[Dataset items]
* * * * * * *
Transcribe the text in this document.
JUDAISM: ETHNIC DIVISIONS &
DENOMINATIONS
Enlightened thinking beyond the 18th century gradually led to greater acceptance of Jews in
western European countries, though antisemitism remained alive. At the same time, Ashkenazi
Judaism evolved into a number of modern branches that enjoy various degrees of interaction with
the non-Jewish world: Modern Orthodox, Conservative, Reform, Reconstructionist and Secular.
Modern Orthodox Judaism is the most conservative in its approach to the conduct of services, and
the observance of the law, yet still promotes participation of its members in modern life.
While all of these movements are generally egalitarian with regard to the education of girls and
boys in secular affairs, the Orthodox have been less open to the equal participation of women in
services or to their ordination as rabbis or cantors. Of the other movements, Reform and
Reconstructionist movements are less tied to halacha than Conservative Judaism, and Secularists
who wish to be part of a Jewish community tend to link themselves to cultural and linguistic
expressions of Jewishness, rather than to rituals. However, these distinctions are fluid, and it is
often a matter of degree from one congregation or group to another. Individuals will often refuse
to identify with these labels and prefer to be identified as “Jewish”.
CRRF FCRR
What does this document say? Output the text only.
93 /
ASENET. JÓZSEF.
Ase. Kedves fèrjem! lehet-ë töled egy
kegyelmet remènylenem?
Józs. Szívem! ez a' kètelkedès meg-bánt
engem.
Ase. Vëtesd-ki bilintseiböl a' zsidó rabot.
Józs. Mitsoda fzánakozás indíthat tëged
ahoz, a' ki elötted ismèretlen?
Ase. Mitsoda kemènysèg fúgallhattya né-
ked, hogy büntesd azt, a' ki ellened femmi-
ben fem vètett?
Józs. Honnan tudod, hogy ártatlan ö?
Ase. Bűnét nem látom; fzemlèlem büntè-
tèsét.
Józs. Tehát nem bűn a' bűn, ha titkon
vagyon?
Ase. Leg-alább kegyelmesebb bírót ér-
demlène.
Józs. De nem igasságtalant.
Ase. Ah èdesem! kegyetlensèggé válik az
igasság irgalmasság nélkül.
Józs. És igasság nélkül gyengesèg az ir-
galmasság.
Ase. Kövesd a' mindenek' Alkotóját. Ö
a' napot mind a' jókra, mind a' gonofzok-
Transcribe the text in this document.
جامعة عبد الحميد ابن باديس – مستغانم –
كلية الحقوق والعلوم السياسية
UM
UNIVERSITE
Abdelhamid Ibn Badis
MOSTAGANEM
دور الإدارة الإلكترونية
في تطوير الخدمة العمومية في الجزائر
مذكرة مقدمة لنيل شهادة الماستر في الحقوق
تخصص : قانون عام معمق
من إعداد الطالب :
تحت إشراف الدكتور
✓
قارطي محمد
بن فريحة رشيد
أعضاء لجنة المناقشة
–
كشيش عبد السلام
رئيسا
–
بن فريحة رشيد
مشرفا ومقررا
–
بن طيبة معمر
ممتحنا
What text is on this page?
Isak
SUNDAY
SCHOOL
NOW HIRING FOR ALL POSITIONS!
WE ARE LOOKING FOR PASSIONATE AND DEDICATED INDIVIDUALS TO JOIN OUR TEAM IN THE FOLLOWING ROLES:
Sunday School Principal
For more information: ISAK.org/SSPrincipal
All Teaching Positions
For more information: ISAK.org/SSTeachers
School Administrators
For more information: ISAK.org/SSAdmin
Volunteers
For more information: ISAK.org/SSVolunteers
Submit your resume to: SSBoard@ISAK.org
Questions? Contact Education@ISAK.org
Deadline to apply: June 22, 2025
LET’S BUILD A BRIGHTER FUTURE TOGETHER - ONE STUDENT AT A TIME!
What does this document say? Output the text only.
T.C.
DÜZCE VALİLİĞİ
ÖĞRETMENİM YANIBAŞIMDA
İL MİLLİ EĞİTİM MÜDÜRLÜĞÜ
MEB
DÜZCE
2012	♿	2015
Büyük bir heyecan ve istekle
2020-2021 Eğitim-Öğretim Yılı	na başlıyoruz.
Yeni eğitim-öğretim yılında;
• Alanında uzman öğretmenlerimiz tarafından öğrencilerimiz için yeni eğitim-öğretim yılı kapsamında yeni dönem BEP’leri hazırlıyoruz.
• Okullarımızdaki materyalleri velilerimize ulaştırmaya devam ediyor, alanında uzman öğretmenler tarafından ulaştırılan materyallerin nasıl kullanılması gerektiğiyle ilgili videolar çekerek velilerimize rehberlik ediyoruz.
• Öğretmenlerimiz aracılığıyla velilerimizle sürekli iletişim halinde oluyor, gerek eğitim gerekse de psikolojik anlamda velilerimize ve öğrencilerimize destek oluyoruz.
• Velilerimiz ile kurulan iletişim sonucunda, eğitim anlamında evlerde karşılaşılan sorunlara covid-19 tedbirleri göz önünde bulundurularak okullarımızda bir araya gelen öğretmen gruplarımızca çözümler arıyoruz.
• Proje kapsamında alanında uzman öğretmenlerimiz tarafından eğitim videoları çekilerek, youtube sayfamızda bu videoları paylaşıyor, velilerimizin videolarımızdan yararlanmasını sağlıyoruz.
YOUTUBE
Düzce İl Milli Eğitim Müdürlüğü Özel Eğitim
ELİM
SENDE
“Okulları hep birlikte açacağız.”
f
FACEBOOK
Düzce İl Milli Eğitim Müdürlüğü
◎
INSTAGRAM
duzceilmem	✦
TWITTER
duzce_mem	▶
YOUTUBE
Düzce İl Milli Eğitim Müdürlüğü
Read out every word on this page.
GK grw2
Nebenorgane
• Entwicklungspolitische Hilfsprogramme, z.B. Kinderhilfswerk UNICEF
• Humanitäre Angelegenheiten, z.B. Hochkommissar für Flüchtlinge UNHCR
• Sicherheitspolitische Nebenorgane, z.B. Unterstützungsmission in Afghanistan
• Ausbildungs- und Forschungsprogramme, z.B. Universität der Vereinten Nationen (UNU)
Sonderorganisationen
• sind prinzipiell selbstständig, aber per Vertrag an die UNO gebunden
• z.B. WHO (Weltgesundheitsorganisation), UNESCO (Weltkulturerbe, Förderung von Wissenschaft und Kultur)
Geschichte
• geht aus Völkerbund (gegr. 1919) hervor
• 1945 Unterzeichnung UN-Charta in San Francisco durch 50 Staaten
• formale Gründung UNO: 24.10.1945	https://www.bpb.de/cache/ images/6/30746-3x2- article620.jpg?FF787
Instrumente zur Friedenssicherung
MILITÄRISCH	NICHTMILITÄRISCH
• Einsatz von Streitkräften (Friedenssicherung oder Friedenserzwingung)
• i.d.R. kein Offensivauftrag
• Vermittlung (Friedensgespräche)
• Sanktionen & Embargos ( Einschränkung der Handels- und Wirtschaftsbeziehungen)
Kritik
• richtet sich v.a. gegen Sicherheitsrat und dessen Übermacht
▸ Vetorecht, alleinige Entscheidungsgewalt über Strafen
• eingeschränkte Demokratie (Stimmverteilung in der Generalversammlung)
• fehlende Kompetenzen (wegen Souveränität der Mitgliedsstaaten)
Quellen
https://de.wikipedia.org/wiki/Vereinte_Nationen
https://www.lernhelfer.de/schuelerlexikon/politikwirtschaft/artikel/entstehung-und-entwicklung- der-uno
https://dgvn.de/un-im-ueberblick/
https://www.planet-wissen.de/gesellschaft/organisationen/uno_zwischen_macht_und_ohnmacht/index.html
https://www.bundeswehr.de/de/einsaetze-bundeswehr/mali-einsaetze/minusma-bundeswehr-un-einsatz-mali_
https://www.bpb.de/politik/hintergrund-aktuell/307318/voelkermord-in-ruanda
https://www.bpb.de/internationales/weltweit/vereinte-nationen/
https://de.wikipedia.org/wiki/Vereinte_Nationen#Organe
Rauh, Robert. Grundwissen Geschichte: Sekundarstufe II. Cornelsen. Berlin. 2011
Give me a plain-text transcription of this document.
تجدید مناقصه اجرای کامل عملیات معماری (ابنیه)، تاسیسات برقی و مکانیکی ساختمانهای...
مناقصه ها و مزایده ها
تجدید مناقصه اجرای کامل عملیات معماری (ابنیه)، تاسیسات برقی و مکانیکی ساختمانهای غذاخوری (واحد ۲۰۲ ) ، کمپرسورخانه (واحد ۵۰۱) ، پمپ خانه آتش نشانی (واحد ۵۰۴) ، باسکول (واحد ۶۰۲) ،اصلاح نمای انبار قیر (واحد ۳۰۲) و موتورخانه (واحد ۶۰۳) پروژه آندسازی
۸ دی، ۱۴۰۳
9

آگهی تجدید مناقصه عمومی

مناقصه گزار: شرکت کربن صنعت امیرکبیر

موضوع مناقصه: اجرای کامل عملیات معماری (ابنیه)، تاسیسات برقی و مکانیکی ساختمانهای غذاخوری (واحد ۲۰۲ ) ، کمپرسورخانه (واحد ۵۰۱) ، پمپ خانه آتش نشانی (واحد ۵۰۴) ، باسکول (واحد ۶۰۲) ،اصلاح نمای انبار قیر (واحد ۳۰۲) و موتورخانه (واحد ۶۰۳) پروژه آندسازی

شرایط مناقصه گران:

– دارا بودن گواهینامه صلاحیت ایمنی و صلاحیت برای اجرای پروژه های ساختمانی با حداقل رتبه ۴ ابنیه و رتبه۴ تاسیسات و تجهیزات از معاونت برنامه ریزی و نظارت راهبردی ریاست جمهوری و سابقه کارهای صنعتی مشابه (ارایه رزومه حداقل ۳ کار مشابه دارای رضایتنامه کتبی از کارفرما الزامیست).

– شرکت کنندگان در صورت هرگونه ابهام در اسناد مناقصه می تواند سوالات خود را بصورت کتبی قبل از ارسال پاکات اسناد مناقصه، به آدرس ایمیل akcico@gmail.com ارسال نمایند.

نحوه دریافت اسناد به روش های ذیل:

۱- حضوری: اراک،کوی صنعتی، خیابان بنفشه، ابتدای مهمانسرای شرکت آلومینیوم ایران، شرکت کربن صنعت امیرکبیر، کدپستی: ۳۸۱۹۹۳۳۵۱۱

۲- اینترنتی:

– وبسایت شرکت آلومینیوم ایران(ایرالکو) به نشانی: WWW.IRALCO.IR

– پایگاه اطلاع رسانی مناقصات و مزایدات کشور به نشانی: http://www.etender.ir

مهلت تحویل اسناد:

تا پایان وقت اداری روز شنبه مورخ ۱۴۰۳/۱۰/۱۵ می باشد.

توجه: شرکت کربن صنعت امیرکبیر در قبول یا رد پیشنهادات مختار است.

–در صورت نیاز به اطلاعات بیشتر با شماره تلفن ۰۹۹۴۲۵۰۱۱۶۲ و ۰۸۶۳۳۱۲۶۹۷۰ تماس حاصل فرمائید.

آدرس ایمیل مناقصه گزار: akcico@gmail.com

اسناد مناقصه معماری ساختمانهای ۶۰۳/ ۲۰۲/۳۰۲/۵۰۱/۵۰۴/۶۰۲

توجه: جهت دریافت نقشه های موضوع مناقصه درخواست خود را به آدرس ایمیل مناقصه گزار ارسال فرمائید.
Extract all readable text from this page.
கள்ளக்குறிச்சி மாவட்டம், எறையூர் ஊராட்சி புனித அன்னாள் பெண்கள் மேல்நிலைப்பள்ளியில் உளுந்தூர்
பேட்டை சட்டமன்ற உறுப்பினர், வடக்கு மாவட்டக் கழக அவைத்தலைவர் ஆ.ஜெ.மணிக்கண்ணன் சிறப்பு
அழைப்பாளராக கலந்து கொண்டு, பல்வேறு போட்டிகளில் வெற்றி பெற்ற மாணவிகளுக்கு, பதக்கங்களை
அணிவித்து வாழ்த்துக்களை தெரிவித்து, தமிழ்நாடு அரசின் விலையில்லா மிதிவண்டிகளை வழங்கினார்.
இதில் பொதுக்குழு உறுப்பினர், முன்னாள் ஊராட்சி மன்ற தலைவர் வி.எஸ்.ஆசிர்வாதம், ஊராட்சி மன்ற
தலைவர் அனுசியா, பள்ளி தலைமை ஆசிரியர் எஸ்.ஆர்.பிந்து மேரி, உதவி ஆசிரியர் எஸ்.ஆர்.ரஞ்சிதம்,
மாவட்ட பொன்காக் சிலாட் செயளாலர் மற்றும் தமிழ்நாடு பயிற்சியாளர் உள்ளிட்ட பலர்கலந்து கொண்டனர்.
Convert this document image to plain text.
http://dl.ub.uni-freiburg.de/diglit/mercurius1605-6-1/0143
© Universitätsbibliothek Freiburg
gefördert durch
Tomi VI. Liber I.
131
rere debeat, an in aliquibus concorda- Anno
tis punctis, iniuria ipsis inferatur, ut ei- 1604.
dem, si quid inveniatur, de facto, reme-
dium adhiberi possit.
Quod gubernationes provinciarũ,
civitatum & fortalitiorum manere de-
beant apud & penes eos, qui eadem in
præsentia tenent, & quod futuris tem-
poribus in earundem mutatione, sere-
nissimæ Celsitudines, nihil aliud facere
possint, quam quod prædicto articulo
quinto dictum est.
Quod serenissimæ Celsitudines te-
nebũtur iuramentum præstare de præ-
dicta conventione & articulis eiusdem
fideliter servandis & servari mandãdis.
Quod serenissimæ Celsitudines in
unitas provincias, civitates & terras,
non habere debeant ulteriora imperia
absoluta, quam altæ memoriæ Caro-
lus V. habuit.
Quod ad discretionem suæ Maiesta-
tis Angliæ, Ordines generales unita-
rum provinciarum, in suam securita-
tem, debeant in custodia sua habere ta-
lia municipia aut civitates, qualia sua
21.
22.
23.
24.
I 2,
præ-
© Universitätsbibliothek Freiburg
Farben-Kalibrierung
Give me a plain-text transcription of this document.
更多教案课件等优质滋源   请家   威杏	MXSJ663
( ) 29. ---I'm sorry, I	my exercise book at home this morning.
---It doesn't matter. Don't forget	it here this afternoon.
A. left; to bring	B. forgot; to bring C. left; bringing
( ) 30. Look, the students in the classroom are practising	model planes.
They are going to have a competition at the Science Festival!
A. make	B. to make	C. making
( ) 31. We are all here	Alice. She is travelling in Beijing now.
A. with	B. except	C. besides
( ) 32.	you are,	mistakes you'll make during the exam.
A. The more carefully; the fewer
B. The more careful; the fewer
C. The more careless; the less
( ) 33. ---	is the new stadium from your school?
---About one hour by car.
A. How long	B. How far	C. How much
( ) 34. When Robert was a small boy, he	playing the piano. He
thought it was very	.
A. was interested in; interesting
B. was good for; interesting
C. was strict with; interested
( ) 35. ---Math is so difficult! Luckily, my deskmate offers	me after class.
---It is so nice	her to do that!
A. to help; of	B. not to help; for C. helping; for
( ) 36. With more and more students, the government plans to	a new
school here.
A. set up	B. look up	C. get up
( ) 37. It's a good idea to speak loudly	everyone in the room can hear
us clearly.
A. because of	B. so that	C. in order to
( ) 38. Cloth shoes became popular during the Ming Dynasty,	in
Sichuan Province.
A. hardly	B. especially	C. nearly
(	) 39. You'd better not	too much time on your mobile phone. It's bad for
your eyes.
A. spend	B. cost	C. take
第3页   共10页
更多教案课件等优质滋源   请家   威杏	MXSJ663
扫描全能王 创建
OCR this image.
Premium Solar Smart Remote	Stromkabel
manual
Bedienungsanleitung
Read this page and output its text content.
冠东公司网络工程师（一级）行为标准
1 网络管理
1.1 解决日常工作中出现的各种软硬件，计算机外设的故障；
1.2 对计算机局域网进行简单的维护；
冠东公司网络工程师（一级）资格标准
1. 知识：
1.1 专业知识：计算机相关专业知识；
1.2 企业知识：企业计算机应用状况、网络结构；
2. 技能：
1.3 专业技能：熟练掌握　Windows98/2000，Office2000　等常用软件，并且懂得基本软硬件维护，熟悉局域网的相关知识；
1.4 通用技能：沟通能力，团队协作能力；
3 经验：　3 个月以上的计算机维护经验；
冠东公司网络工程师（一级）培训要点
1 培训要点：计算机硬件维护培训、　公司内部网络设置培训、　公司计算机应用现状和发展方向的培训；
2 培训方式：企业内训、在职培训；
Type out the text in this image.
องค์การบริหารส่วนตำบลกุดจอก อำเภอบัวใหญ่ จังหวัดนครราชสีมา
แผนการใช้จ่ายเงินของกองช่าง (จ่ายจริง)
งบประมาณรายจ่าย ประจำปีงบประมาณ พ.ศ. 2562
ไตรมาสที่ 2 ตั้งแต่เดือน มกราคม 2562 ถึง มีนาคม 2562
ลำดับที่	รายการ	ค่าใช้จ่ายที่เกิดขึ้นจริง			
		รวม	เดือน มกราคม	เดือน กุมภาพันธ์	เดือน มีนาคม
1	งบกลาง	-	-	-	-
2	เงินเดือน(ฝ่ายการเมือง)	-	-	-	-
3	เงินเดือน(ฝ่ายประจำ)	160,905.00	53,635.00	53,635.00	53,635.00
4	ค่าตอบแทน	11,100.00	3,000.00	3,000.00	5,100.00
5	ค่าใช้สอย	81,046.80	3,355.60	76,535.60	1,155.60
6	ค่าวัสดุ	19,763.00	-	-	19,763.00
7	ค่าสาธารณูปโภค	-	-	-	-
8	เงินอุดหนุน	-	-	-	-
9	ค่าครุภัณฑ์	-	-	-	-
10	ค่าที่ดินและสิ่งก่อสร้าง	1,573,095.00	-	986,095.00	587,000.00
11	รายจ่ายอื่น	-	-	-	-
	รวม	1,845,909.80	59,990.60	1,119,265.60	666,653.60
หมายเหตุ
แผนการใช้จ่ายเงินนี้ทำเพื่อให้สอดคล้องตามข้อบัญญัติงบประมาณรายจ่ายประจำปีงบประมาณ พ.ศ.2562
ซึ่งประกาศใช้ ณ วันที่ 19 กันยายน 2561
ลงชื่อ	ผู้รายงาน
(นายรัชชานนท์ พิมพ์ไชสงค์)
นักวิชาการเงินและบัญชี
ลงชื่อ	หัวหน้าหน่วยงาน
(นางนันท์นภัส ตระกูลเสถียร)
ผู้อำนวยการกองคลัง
* * * * * * *
**Goal:**
For each line in the data above that contains the string "تجدید", extract the line.

**Result for this task:**
تجدید مناقصه اجرای کامل عملیات معماری (ابنیه)، تاسیسات برقی و مکانیکی ساختمانهای...
تجدید مناقصه اجرای کامل عملیات معماری (ابنیه)، تاسیسات برقی و مکانیکی ساختمانهای غذاخوری (واحد ۲۰۲ ) ، کمپرسورخانه (واحد ۵۰۱) ، پمپ خانه آتش نشانی (واحد ۵۰۴) ، باسکول (واحد ۶۰۲) ،اصلاح نمای انبار قیر (واحد ۳۰۲) و موتورخانه (واحد ۶۰۳) پروژه آندسازی
آگهی تجدید مناقصه عمومی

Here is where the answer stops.